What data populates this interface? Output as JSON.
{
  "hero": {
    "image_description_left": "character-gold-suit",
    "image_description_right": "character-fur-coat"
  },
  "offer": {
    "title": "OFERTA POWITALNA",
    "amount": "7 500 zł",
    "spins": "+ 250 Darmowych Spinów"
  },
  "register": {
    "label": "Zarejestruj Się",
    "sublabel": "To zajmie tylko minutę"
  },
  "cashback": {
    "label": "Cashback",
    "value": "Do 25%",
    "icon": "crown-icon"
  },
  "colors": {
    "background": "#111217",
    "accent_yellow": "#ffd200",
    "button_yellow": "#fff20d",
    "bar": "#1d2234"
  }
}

#####

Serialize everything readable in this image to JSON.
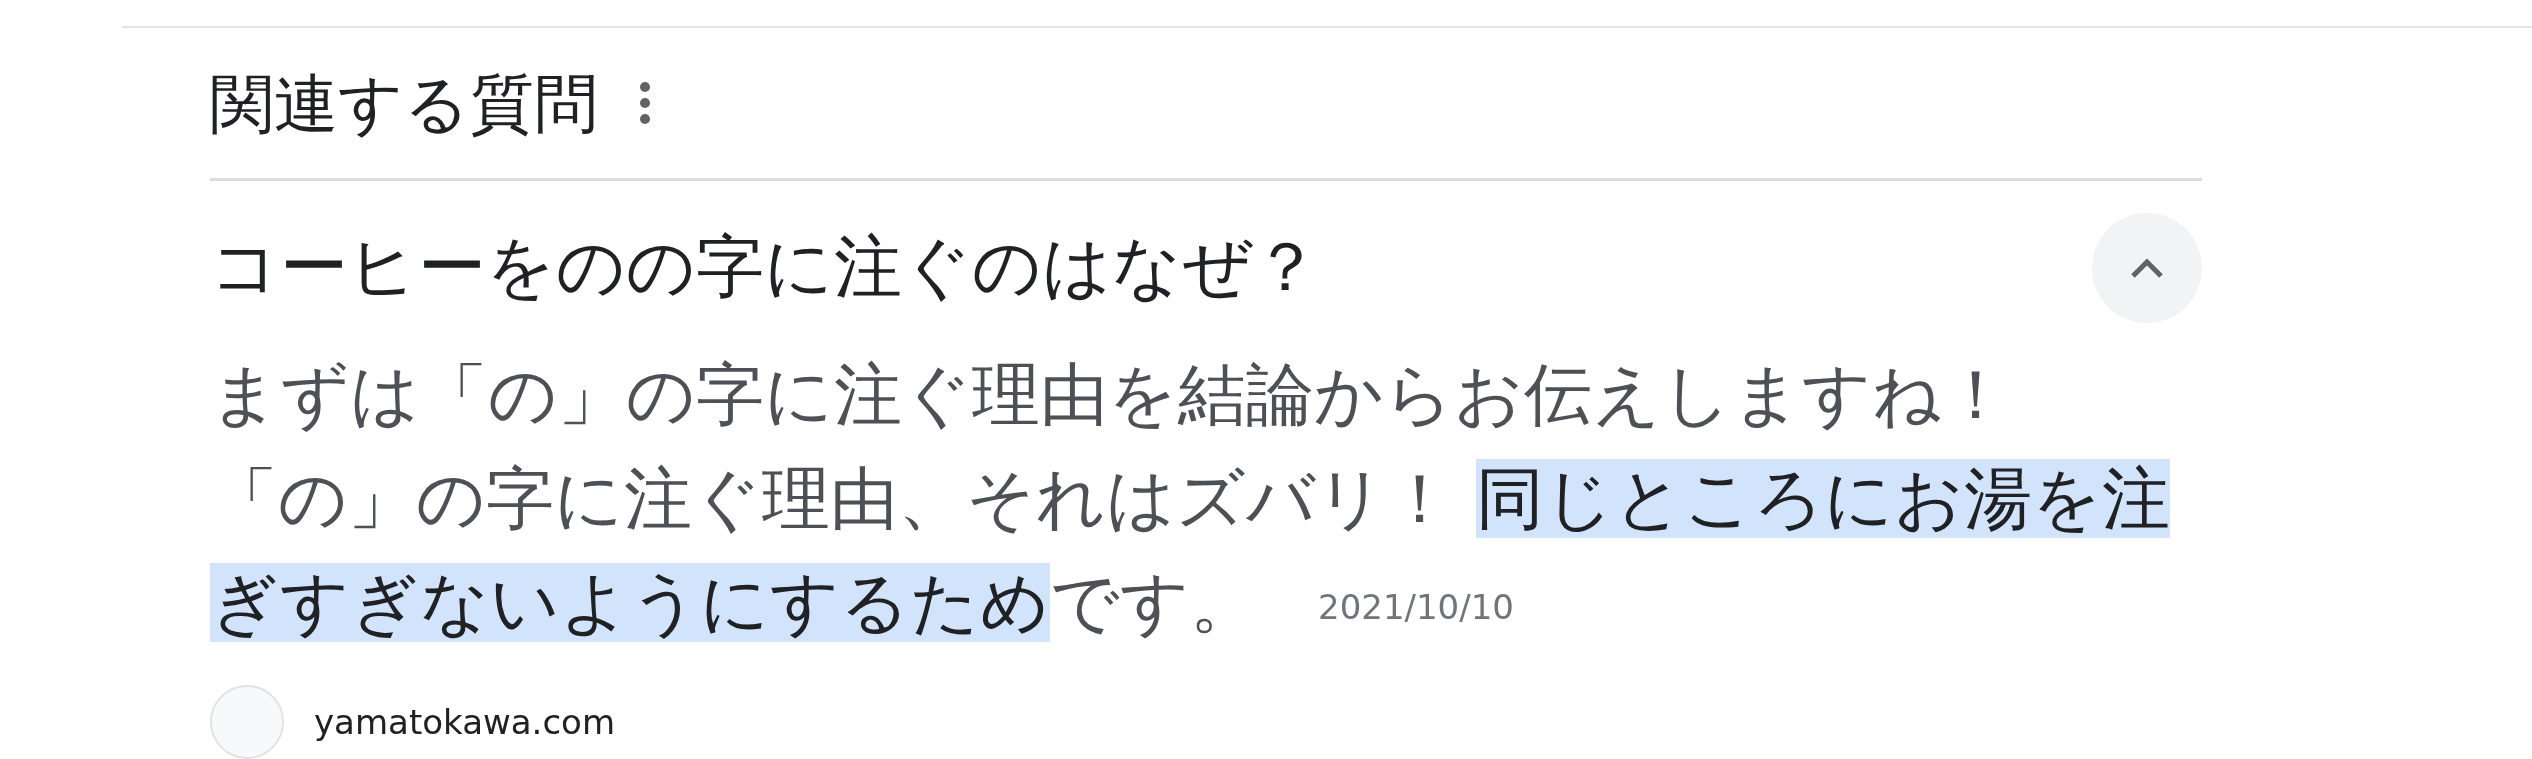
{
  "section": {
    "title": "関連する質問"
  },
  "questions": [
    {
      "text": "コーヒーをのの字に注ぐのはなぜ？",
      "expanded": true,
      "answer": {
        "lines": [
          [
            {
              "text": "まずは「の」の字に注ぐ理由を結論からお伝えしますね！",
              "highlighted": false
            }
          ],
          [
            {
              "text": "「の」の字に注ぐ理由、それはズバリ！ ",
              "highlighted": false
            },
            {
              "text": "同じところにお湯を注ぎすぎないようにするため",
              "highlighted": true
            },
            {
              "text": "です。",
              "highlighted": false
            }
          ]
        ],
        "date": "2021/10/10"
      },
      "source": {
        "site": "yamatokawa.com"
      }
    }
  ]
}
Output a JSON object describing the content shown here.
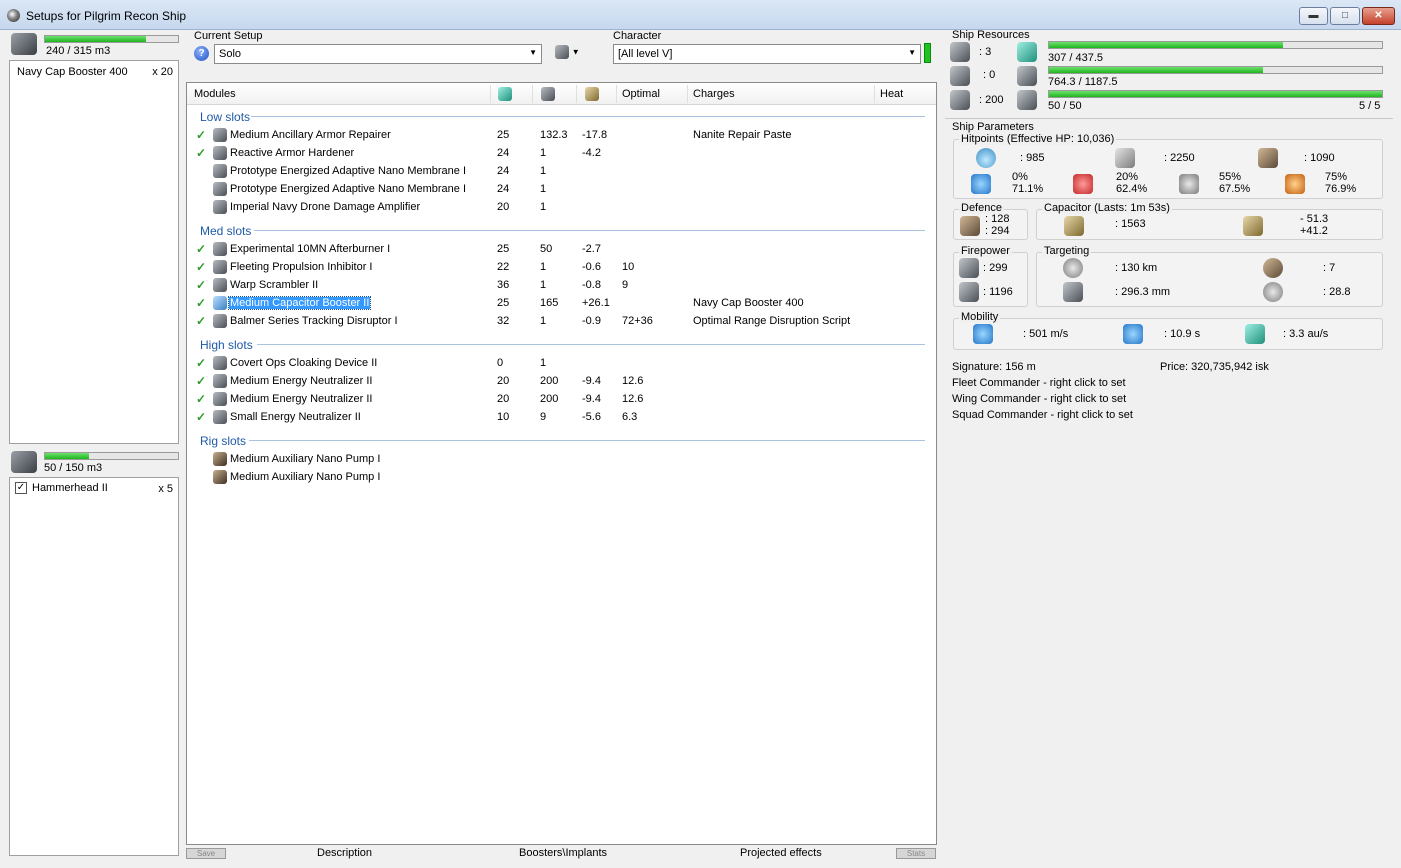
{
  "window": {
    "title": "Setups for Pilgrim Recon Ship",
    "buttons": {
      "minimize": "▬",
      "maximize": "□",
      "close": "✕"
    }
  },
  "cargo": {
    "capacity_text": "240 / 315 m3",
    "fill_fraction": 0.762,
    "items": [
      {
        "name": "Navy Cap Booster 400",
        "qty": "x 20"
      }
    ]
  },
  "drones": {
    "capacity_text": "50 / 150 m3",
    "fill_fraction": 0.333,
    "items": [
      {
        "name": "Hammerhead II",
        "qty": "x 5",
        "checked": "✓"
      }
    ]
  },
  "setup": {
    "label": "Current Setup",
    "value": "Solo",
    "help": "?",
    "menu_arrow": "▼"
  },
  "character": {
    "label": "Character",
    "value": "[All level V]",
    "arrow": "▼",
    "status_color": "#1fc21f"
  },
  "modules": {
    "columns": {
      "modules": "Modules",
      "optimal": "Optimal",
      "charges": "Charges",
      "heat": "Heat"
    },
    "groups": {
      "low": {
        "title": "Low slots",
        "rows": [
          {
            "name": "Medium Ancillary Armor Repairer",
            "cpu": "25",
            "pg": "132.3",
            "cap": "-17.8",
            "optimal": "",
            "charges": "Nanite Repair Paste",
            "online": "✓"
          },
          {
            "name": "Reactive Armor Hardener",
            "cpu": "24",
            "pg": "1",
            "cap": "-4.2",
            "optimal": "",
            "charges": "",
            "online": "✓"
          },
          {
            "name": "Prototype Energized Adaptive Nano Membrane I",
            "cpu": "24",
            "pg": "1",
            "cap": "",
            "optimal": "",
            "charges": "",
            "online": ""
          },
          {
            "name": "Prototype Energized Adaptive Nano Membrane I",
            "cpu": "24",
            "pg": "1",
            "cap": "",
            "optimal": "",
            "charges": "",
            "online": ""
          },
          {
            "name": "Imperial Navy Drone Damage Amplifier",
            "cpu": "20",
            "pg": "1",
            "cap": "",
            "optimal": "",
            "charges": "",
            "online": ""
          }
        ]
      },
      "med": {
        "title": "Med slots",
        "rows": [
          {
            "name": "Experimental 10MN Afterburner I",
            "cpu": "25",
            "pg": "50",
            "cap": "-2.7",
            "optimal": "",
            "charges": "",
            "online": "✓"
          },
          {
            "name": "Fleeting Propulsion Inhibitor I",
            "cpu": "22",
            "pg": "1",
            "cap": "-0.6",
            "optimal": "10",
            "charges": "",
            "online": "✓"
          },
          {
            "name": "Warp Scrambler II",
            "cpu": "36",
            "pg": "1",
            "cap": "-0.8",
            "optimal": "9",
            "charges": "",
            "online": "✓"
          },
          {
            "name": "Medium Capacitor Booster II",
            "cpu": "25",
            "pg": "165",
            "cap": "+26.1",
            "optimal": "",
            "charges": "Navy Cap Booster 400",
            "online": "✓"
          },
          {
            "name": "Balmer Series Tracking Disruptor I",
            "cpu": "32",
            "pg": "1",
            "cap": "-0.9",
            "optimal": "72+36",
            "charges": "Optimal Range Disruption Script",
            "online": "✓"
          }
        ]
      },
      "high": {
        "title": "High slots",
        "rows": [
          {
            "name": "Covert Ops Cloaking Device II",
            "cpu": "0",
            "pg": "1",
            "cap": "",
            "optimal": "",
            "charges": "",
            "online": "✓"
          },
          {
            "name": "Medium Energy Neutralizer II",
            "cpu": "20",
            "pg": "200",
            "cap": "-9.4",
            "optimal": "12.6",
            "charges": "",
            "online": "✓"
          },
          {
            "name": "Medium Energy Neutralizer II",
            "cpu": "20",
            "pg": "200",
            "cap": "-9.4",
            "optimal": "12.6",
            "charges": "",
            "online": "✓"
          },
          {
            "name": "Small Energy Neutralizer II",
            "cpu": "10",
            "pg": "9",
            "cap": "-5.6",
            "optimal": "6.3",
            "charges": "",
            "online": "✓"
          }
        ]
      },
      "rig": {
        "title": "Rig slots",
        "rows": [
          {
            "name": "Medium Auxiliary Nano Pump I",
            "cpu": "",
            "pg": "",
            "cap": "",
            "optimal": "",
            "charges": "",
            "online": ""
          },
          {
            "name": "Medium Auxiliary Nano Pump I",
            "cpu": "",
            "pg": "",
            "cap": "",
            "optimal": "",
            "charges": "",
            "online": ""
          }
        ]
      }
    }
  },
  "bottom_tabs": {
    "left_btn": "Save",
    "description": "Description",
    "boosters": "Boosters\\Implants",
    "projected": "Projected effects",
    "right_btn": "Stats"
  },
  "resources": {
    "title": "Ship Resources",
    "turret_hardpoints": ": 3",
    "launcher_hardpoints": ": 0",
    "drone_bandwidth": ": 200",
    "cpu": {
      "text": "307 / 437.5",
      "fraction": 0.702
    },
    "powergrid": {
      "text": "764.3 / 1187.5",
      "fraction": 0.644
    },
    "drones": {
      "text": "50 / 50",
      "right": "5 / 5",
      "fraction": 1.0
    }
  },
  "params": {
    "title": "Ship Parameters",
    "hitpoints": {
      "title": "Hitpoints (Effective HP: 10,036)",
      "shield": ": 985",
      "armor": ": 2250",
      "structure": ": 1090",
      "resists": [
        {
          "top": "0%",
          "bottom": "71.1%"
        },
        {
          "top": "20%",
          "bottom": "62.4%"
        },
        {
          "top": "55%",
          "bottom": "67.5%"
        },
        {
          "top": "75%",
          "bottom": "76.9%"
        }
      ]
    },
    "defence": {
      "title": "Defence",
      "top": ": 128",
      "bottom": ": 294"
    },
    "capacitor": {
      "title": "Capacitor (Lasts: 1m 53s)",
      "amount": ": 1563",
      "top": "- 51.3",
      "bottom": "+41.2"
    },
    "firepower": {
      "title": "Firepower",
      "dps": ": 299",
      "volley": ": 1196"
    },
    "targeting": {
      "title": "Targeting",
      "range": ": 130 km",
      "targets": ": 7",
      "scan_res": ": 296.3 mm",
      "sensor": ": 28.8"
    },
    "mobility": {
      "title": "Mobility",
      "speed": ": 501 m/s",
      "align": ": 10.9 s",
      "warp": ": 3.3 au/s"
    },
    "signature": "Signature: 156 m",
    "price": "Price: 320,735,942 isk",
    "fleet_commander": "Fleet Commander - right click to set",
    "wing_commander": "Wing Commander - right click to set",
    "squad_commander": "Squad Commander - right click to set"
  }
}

#####

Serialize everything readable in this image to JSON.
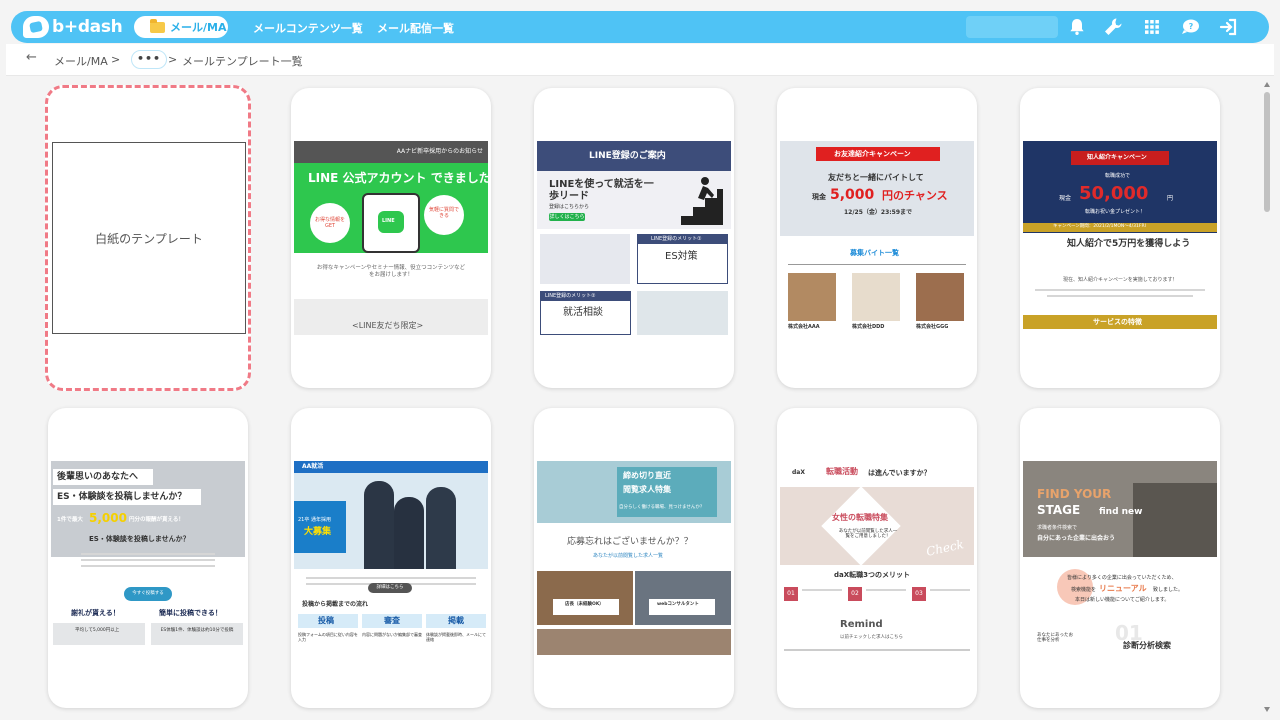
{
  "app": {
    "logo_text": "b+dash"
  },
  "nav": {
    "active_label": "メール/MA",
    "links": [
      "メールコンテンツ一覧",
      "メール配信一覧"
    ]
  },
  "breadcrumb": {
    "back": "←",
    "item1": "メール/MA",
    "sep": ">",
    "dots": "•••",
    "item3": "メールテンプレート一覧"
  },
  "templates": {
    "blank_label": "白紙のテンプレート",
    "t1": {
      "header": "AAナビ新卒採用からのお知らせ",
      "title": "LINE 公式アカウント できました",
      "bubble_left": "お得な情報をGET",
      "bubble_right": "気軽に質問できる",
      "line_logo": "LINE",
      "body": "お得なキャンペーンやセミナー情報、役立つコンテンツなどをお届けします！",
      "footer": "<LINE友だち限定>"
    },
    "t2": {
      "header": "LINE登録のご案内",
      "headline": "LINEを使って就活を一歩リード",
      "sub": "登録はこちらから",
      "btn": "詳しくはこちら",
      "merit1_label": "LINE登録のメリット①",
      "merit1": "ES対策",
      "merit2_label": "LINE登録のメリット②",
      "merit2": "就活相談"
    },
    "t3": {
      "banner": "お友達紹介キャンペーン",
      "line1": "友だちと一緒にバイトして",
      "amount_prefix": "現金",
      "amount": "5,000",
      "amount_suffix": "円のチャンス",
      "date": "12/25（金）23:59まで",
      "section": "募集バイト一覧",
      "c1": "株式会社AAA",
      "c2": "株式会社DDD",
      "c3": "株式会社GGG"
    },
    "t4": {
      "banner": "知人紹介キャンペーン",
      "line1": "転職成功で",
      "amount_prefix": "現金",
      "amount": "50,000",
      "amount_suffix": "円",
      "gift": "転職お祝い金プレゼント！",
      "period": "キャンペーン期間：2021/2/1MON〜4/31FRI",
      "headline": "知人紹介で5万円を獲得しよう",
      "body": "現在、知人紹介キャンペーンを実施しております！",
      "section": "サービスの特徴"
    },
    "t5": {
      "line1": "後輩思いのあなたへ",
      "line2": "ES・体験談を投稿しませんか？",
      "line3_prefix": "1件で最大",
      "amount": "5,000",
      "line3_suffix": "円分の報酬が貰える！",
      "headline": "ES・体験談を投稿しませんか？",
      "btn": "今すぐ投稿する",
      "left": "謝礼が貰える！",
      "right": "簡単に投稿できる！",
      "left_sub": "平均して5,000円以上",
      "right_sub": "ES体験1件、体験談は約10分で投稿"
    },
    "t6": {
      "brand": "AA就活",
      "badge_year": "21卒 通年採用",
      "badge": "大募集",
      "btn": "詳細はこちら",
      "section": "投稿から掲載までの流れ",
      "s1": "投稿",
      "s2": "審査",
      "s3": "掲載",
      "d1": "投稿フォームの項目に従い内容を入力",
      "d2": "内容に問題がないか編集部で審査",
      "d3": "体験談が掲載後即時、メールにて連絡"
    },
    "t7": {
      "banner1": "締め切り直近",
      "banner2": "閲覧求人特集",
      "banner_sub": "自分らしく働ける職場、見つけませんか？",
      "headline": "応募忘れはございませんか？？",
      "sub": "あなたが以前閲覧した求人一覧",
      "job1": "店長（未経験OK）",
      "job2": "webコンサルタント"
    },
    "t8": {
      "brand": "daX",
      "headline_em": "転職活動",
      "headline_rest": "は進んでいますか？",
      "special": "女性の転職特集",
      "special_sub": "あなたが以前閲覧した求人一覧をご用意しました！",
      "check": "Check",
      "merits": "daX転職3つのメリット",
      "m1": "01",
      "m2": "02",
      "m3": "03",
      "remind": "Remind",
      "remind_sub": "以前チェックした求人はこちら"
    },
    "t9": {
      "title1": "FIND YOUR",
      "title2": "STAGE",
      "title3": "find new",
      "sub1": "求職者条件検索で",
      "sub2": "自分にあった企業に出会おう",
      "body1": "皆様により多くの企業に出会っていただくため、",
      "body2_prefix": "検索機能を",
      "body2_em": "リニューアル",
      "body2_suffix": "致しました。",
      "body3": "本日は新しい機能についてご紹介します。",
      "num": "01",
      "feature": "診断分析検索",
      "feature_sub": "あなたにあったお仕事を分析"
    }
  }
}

#####

The task — What is the number of lines above that contain the string "click"? Answer with the number alone.

Response to this exercise — 3